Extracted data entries

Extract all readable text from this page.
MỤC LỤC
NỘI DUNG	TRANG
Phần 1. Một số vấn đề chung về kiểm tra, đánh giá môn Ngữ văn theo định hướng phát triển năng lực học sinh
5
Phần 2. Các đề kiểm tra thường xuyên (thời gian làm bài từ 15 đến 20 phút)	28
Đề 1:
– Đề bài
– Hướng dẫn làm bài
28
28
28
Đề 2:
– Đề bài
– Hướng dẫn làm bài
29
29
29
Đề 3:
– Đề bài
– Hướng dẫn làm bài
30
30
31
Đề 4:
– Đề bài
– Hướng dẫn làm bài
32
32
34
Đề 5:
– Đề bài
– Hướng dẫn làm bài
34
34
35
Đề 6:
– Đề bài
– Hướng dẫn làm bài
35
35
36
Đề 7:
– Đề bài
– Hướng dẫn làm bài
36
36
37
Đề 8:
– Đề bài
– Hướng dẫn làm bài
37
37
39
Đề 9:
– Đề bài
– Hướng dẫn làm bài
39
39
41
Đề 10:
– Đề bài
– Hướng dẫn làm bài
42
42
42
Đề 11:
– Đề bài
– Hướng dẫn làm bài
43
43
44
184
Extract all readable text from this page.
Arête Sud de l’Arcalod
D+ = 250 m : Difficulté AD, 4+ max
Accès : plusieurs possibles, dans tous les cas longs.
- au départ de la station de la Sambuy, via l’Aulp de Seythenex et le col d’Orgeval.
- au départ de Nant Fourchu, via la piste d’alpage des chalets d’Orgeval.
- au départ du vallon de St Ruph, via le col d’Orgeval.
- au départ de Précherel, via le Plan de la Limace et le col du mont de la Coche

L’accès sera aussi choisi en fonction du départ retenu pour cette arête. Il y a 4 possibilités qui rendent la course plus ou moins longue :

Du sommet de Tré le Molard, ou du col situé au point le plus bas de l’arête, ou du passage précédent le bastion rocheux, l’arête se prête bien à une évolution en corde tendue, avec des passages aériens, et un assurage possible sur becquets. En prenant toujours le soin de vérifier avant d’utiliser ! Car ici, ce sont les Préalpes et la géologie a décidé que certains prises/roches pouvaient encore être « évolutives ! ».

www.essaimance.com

INSTRUCTION
Lines holding the word "Orgeval" in the entries above are the ones to pull out. Copy them all.

EXERCISE RESULT
- au départ de la station de la Sambuy, via l’Aulp de Seythenex et le col d’Orgeval.
- au départ de Nant Fourchu, via la piste d’alpage des chalets d’Orgeval.
- au départ du vallon de St Ruph, via le col d’Orgeval.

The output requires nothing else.